_GIVEN RECORDS:_

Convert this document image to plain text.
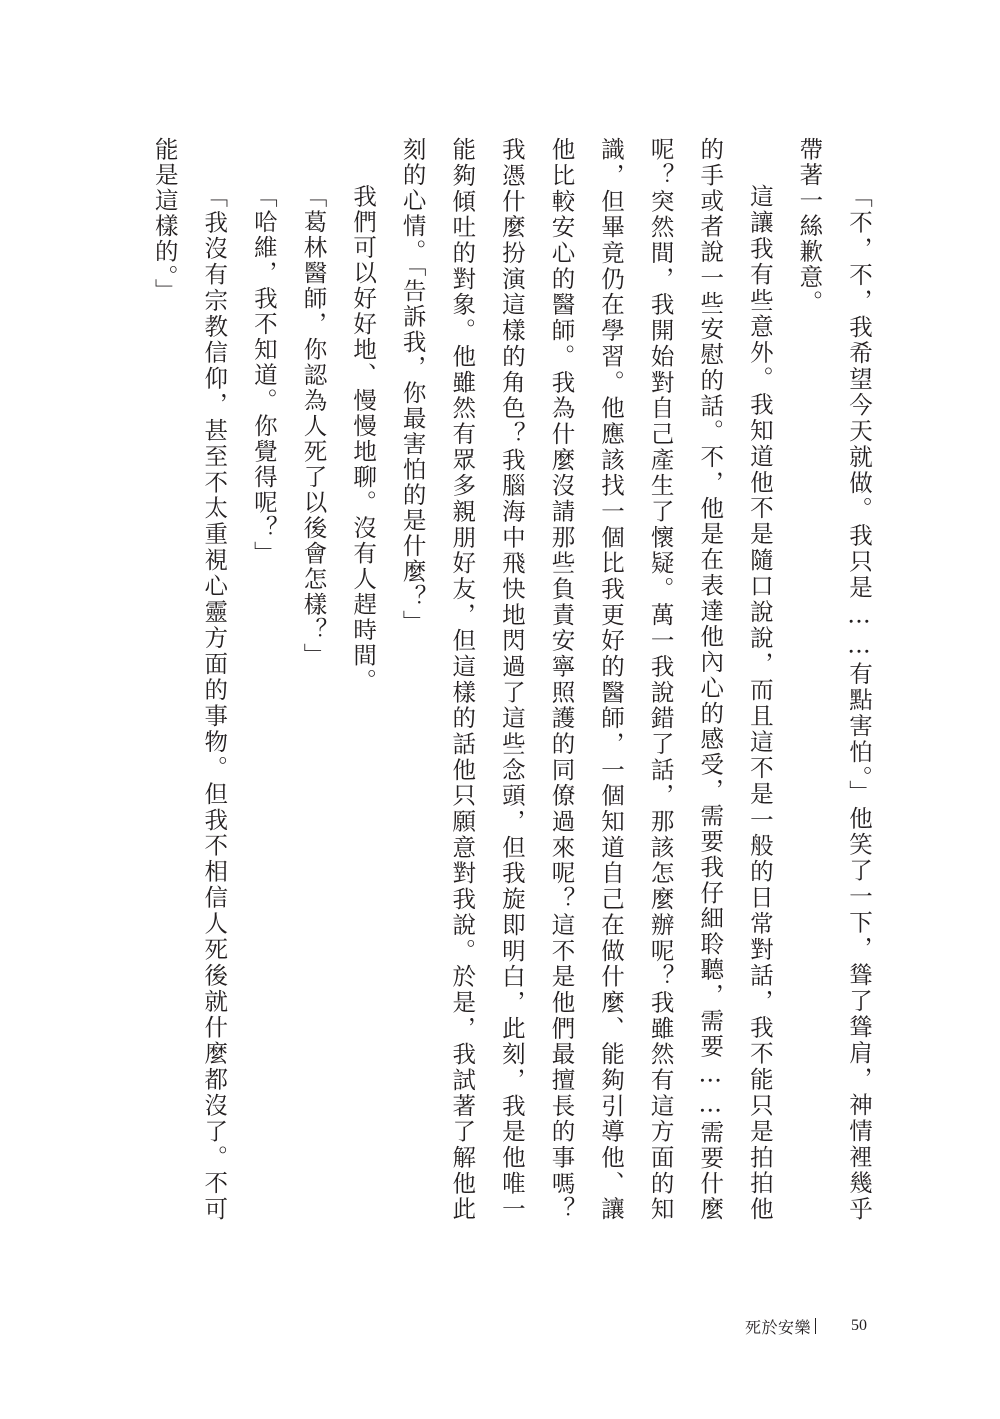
「不，不，我希望今天就做。我只是……有點害怕。」他笑了一下，聳了聳肩，神情裡幾乎帶著一絲歉意。

這讓我有些意外。我知道他不是隨口說說，而且這不是一般的日常對話，我不能只是拍拍他的手或者說一些安慰的話。不，他是在表達他內心的感受，需要我仔細聆聽，需要……需要什麼呢？突然間，我開始對自己產生了懷疑。萬一我說錯了話，那該怎麼辦呢？我雖然有這方面的知識，但畢竟仍在學習。他應該找一個比我更好的醫師，一個知道自己在做什麼、能夠引導他、讓他比較安心的醫師。我為什麼沒請那些負責安寧照護的同僚過來呢？這不是他們最擅長的事嗎？我憑什麼扮演這樣的角色？我腦海中飛快地閃過了這些念頭，但我旋即明白，此刻，我是他唯一能夠傾吐的對象。他雖然有眾多親朋好友，但這樣的話他只願意對我說。於是，我試著了解他此刻的心情。「告訴我，你最害怕的是什麼？」

我們可以好好地、慢慢地聊。沒有人趕時間。

「葛林醫師，你認為人死了以後會怎樣？」

「哈維，我不知道。你覺得呢？」

「我沒有宗教信仰，甚至不太重視心靈方面的事物。但我不相信人死後就什麼都沒了。不可能是這樣的。」

死於安樂 50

_STATED TASK:_ With the pictures left out, transcribe the material exactly.

_EXPECTED ANSWER:_
Convert this document image to plain text.
「不，不，我希望今天就做。我只是……有點害怕。」他笑了一下，聳了聳肩，神情裡幾乎帶著一絲歉意。

這讓我有些意外。我知道他不是隨口說說，而且這不是一般的日常對話，我不能只是拍拍他的手或者說一些安慰的話。不，他是在表達他內心的感受，需要我仔細聆聽，需要……需要什麼呢？突然間，我開始對自己產生了懷疑。萬一我說錯了話，那該怎麼辦呢？我雖然有這方面的知識，但畢竟仍在學習。他應該找一個比我更好的醫師，一個知道自己在做什麼、能夠引導他、讓他比較安心的醫師。我為什麼沒請那些負責安寧照護的同僚過來呢？這不是他們最擅長的事嗎？我憑什麼扮演這樣的角色？我腦海中飛快地閃過了這些念頭，但我旋即明白，此刻，我是他唯一能夠傾吐的對象。他雖然有眾多親朋好友，但這樣的話他只願意對我說。於是，我試著了解他此刻的心情。「告訴我，你最害怕的是什麼？」

我們可以好好地、慢慢地聊。沒有人趕時間。

「葛林醫師，你認為人死了以後會怎樣？」

「哈維，我不知道。你覺得呢？」

「我沒有宗教信仰，甚至不太重視心靈方面的事物。但我不相信人死後就什麼都沒了。不可能是這樣的。」

死於安樂 50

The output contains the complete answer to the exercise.